Data records:
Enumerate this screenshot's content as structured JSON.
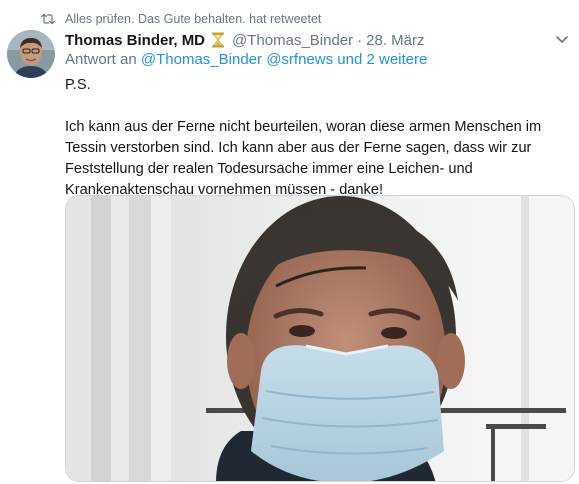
{
  "retweet_context": {
    "text": "Alles prüfen. Das Gute behalten. hat retweetet",
    "icon": "retweet-icon"
  },
  "tweet": {
    "author_name": "Thomas Binder, MD",
    "badge_icon": "hourglass-icon",
    "handle": "@Thomas_Binder",
    "separator": "·",
    "date": "28. März",
    "reply": {
      "prefix": "Antwort an",
      "mentions": [
        "@Thomas_Binder",
        "@srfnews"
      ],
      "suffix": "und 2 weitere"
    },
    "body": {
      "ps": "P.S.",
      "paragraph": "Ich kann aus der Ferne nicht beurteilen, woran diese armen Menschen im Tessin verstorben sind. Ich kann aber aus der Ferne sagen, dass wir zur Feststellung der realen Todesursache immer eine Leichen- und Krankenaktenschau vornehmen müssen - danke!"
    },
    "media": {
      "type": "photo"
    }
  },
  "colors": {
    "link": "#1b95e0",
    "secondary_text": "#657786",
    "primary_text": "#14171a",
    "border": "#ccd6dd"
  }
}
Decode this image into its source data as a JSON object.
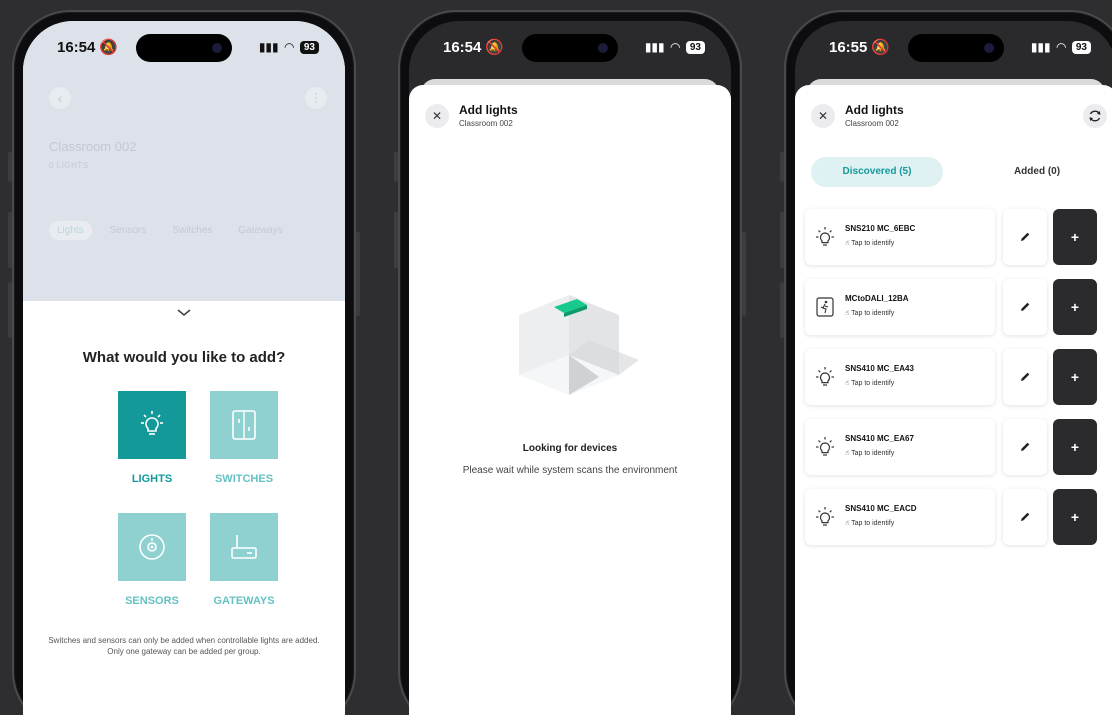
{
  "phone1": {
    "status": {
      "time": "16:54",
      "battery": "93"
    },
    "background": {
      "room": "Classroom 002",
      "count": "0 LIGHTS",
      "tabs": [
        "Lights",
        "Sensors",
        "Switches",
        "Gateways"
      ]
    },
    "title": "What would you like to add?",
    "tiles": [
      {
        "label": "LIGHTS",
        "icon": "bulb-icon",
        "selected": true
      },
      {
        "label": "SWITCHES",
        "icon": "switch-icon",
        "selected": false
      },
      {
        "label": "SENSORS",
        "icon": "sensor-icon",
        "selected": false
      },
      {
        "label": "GATEWAYS",
        "icon": "gateway-icon",
        "selected": false
      }
    ],
    "note": "Switches and sensors can only be added when controllable lights are added. Only one gateway can be added per group."
  },
  "phone2": {
    "status": {
      "time": "16:54",
      "battery": "93"
    },
    "header": {
      "title": "Add lights",
      "subtitle": "Classroom 002"
    },
    "heading": "Looking for devices",
    "message": "Please wait while system scans the environment"
  },
  "phone3": {
    "status": {
      "time": "16:55",
      "battery": "93"
    },
    "header": {
      "title": "Add lights",
      "subtitle": "Classroom 002"
    },
    "tabs": {
      "discovered": "Discovered (5)",
      "added": "Added (0)"
    },
    "devices": [
      {
        "name": "SNS210 MC_6EBC",
        "hint": "Tap to identify",
        "icon": "bulb-icon"
      },
      {
        "name": "MCtoDALI_12BA",
        "hint": "Tap to identify",
        "icon": "exit-sign-icon"
      },
      {
        "name": "SNS410 MC_EA43",
        "hint": "Tap to identify",
        "icon": "bulb-icon"
      },
      {
        "name": "SNS410 MC_EA67",
        "hint": "Tap to identify",
        "icon": "bulb-icon"
      },
      {
        "name": "SNS410 MC_EACD",
        "hint": "Tap to identify",
        "icon": "bulb-icon"
      }
    ],
    "add_label": "+"
  },
  "colors": {
    "accent": "#14999a",
    "accent_light": "#8fd1d1",
    "dark_button": "#2b2b2e",
    "page_bg": "#2e2e31"
  }
}
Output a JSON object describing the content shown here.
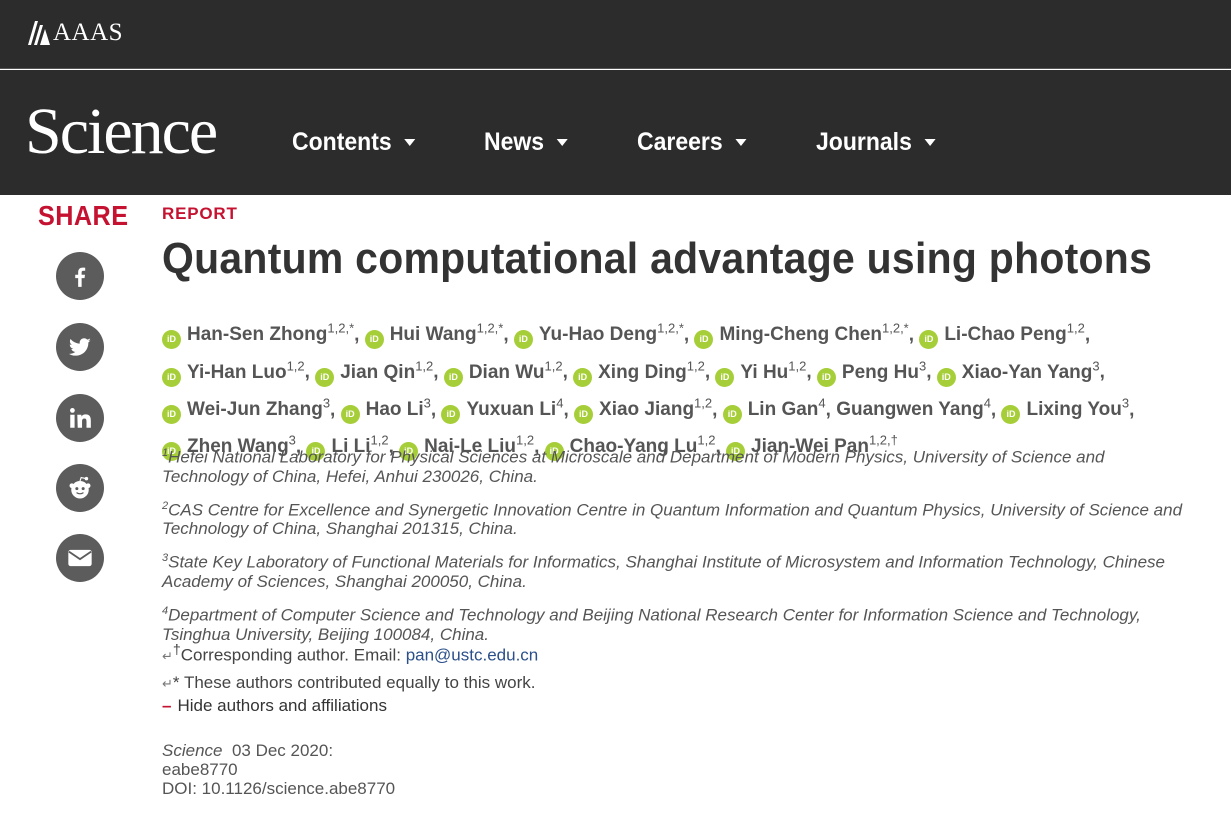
{
  "header": {
    "org_name": "AAAS",
    "logo_text": "Science",
    "nav": [
      {
        "label": "Contents"
      },
      {
        "label": "News"
      },
      {
        "label": "Careers"
      },
      {
        "label": "Journals"
      }
    ]
  },
  "share": {
    "title": "SHARE",
    "buttons": [
      "facebook-icon",
      "twitter-icon",
      "linkedin-icon",
      "reddit-icon",
      "email-icon"
    ]
  },
  "article": {
    "type": "REPORT",
    "title": "Quantum computational advantage using photons",
    "orcid_badge": "iD",
    "authors": [
      {
        "name": "Han-Sen Zhong",
        "sup": "1,2,*"
      },
      {
        "name": "Hui Wang",
        "sup": "1,2,*"
      },
      {
        "name": "Yu-Hao Deng",
        "sup": "1,2,*"
      },
      {
        "name": "Ming-Cheng Chen",
        "sup": "1,2,*"
      },
      {
        "name": "Li-Chao Peng",
        "sup": "1,2"
      },
      {
        "name": "Yi-Han Luo",
        "sup": "1,2"
      },
      {
        "name": "Jian Qin",
        "sup": "1,2"
      },
      {
        "name": "Dian Wu",
        "sup": "1,2"
      },
      {
        "name": "Xing Ding",
        "sup": "1,2"
      },
      {
        "name": "Yi Hu",
        "sup": "1,2"
      },
      {
        "name": "Peng Hu",
        "sup": "3"
      },
      {
        "name": "Xiao-Yan Yang",
        "sup": "3"
      },
      {
        "name": "Wei-Jun Zhang",
        "sup": "3"
      },
      {
        "name": "Hao Li",
        "sup": "3"
      },
      {
        "name": "Yuxuan Li",
        "sup": "4"
      },
      {
        "name": "Xiao Jiang",
        "sup": "1,2"
      },
      {
        "name": "Lin Gan",
        "sup": "4"
      },
      {
        "name": "Guangwen Yang",
        "sup": "4",
        "no_orcid": true
      },
      {
        "name": "Lixing You",
        "sup": "3"
      },
      {
        "name": "Zhen Wang",
        "sup": "3"
      },
      {
        "name": "Li Li",
        "sup": "1,2"
      },
      {
        "name": "Nai-Le Liu",
        "sup": "1,2"
      },
      {
        "name": "Chao-Yang Lu",
        "sup": "1,2"
      },
      {
        "name": "Jian-Wei Pan",
        "sup": "1,2,†"
      }
    ],
    "affiliations": [
      {
        "num": "1",
        "text": "Hefei National Laboratory for Physical Sciences at Microscale and Department of Modern Physics, University of Science and Technology of China, Hefei, Anhui 230026, China."
      },
      {
        "num": "2",
        "text": "CAS Centre for Excellence and Synergetic Innovation Centre in Quantum Information and Quantum Physics, University of Science and Technology of China, Shanghai 201315, China."
      },
      {
        "num": "3",
        "text": "State Key Laboratory of Functional Materials for Informatics, Shanghai Institute of Microsystem and Information Technology, Chinese Academy of Sciences, Shanghai 200050, China."
      },
      {
        "num": "4",
        "text": "Department of Computer Science and Technology and Beijing National Research Center for Information Science and Technology, Tsinghua University, Beijing 100084, China."
      }
    ],
    "corresponding": {
      "mark": "†",
      "text": "Corresponding author. Email: ",
      "email": "pan@ustc.edu.cn"
    },
    "equal_note": "* These authors contributed equally to this work.",
    "hide_toggle": {
      "symbol": "–",
      "label": "Hide authors and affiliations"
    },
    "citation": {
      "journal": "Science",
      "date": "03 Dec 2020:",
      "article_id": "eabe8770",
      "doi": "DOI: 10.1126/science.abe8770"
    }
  },
  "colors": {
    "header_bg": "#2c2c2c",
    "accent_red": "#c41230",
    "orcid_green": "#a6ce39",
    "share_icon_bg": "#5c5c5c",
    "link_blue": "#2a4f8a"
  }
}
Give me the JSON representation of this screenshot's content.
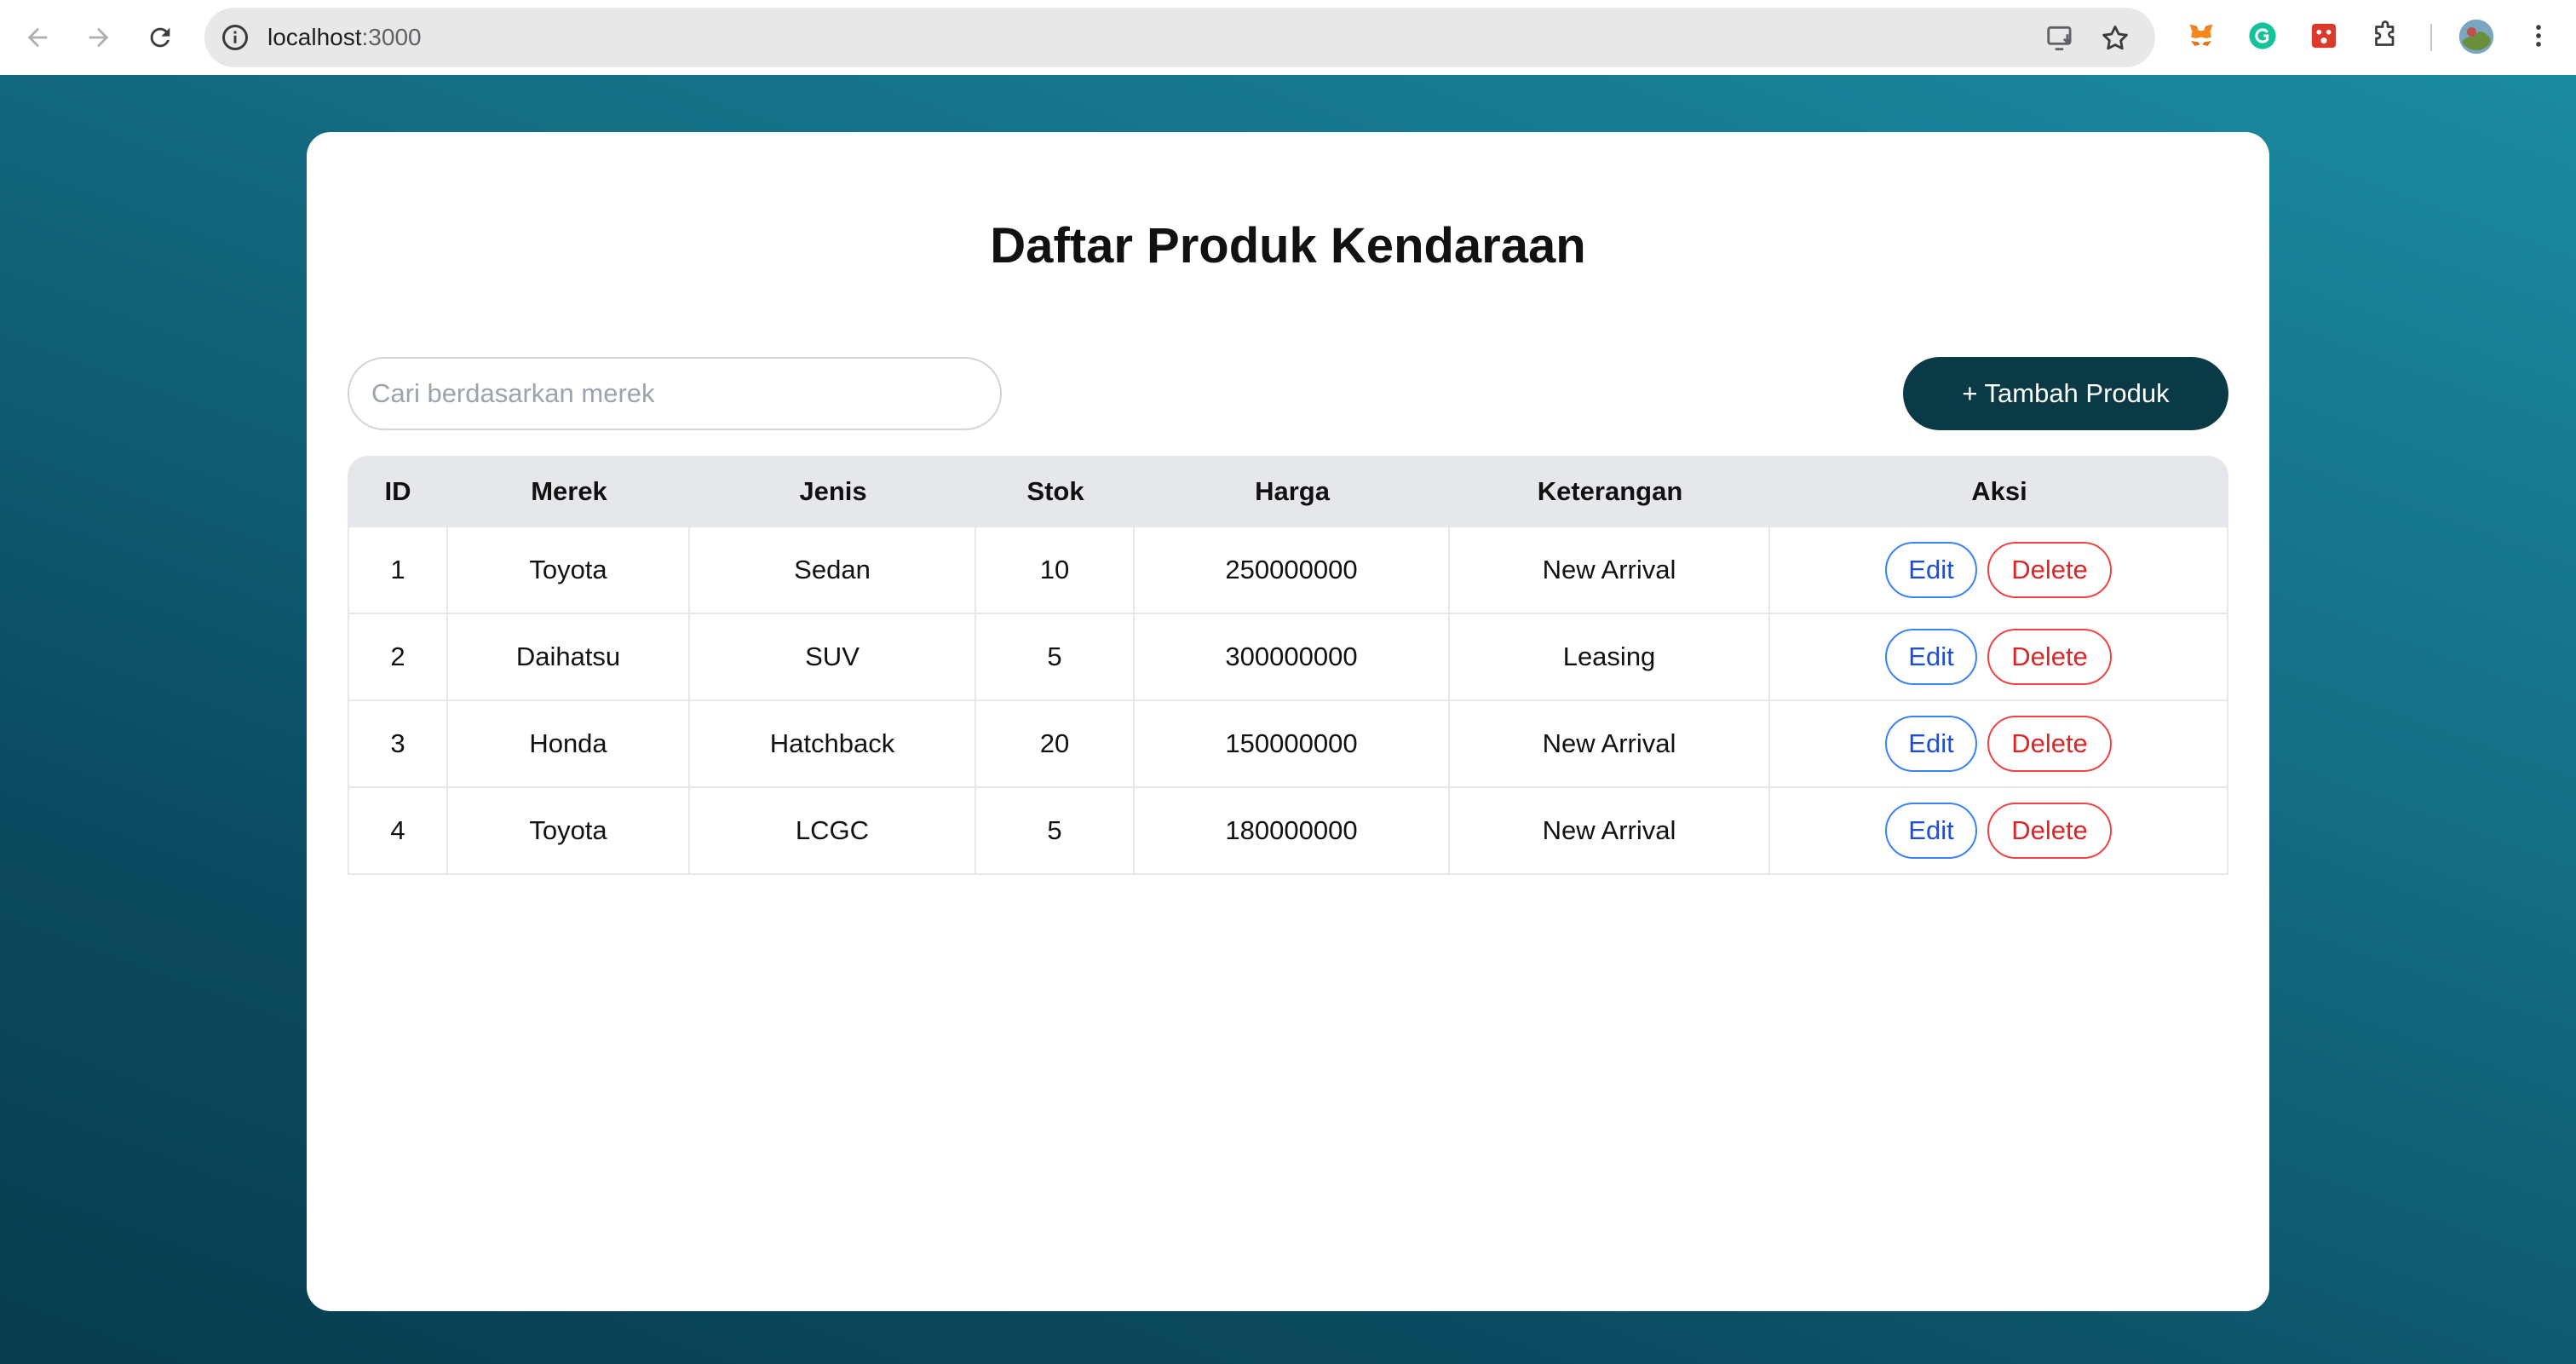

Stated exercise:
Collect from the data above every line that includes "object".

Exercise answer:
Decode this image into its source data as a JSON object.
Output a JSON object describing the content shown here.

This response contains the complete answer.